## Challenge
Only a number is wanted here: the number of lines of the data that include "loại".

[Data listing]

-------------------------

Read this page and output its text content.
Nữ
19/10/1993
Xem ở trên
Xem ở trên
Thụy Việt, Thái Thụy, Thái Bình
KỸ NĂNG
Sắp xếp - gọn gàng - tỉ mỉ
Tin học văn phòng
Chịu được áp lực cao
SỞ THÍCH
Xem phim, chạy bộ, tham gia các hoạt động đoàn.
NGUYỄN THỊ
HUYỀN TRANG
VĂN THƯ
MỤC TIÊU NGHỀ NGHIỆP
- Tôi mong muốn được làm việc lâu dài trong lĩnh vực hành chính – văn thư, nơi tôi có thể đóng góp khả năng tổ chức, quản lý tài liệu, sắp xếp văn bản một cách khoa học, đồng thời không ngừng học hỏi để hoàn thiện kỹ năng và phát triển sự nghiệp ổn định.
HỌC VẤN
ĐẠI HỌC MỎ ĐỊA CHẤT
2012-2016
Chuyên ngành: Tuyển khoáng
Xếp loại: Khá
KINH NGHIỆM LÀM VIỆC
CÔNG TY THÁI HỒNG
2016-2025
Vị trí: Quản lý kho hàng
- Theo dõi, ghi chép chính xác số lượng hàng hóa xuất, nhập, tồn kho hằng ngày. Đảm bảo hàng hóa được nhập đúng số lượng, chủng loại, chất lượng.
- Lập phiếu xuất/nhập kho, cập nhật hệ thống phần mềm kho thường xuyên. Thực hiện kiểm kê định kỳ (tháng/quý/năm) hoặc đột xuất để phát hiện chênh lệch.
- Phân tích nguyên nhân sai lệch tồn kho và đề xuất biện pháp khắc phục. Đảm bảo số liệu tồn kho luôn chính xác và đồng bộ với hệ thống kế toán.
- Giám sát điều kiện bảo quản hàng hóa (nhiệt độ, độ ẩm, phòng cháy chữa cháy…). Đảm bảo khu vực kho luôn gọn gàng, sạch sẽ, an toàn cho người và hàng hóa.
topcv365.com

-------------------------

## Right answer
2